- **STATED TASK**: Write out the records beneath this line exactly as they appear, minus any images.

-.-.-

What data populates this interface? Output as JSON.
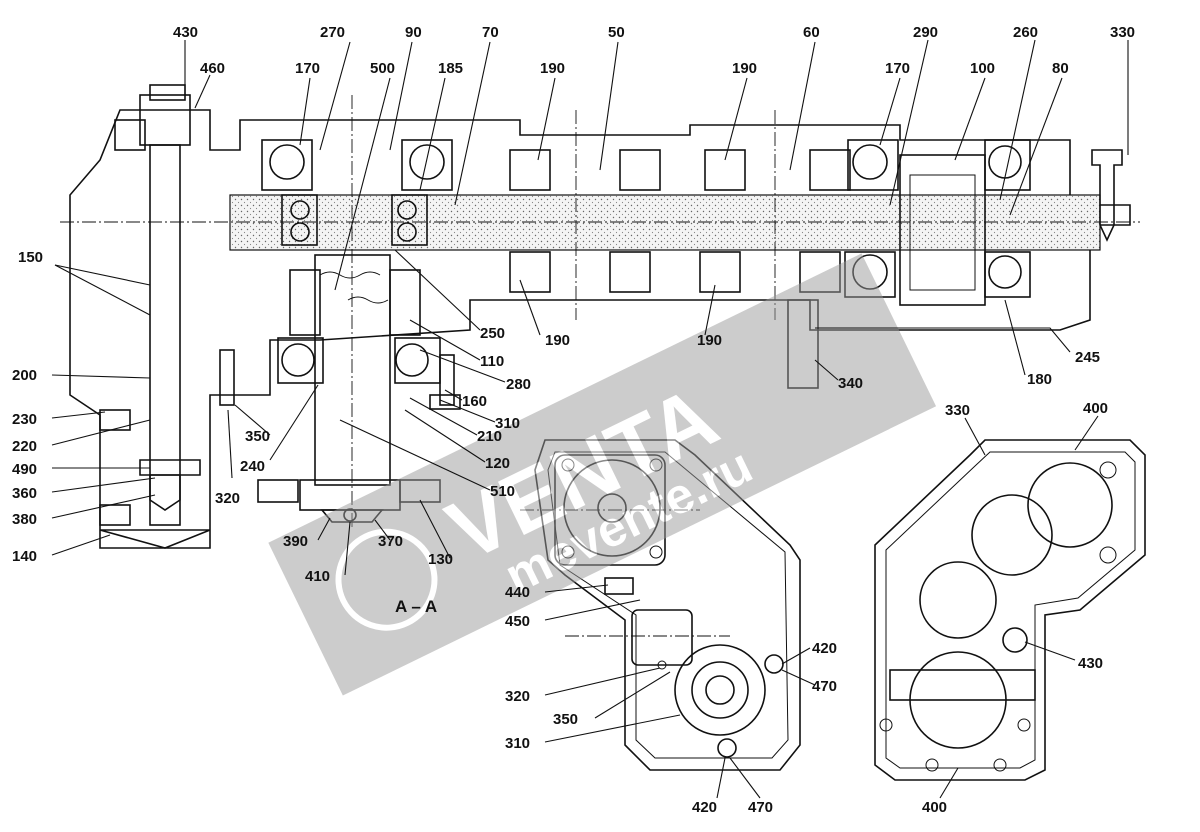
{
  "section_label": "A – A",
  "watermark": {
    "brand": "VENTA",
    "site": "mevente.ru"
  },
  "labels": [
    "430",
    "460",
    "270",
    "90",
    "70",
    "50",
    "60",
    "290",
    "330",
    "170",
    "500",
    "185",
    "190",
    "190",
    "170",
    "100",
    "260",
    "80",
    "150",
    "250",
    "110",
    "190",
    "190",
    "280",
    "245",
    "180",
    "340",
    "200",
    "160",
    "230",
    "350",
    "310",
    "220",
    "240",
    "210",
    "120",
    "490",
    "320",
    "360",
    "510",
    "380",
    "390",
    "370",
    "130",
    "140",
    "410",
    "440",
    "450",
    "420",
    "470",
    "320",
    "350",
    "310",
    "420",
    "470",
    "330",
    "400",
    "430",
    "400"
  ],
  "colors": {
    "line": "#111111",
    "watermark": "#9a9a9a"
  }
}
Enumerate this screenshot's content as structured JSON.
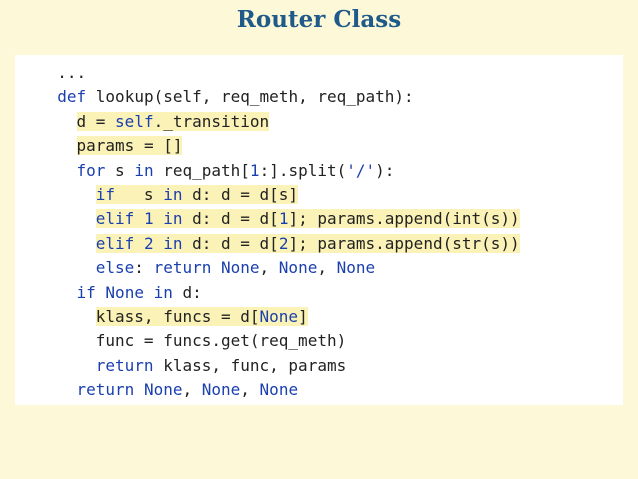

-.-.-

- **ANSWER TO THE EXERCISE**:
What data populates this interface? Output as JSON.
{
  "section_label": "A – A",
  "watermark": {
    "brand": "VENTA",
    "site": "mevente.ru"
  },
  "labels": [
    "430",
    "460",
    "270",
    "90",
    "70",
    "50",
    "60",
    "290",
    "330",
    "170",
    "500",
    "185",
    "190",
    "190",
    "170",
    "100",
    "260",
    "80",
    "150",
    "250",
    "110",
    "190",
    "190",
    "280",
    "245",
    "180",
    "340",
    "200",
    "160",
    "230",
    "350",
    "310",
    "220",
    "240",
    "210",
    "120",
    "490",
    "320",
    "360",
    "510",
    "380",
    "390",
    "370",
    "130",
    "140",
    "410",
    "440",
    "450",
    "420",
    "470",
    "320",
    "350",
    "310",
    "420",
    "470",
    "330",
    "400",
    "430",
    "400"
  ],
  "colors": {
    "line": "#111111",
    "watermark": "#9a9a9a"
  }
}
Enumerate this screenshot's content as structured JSON.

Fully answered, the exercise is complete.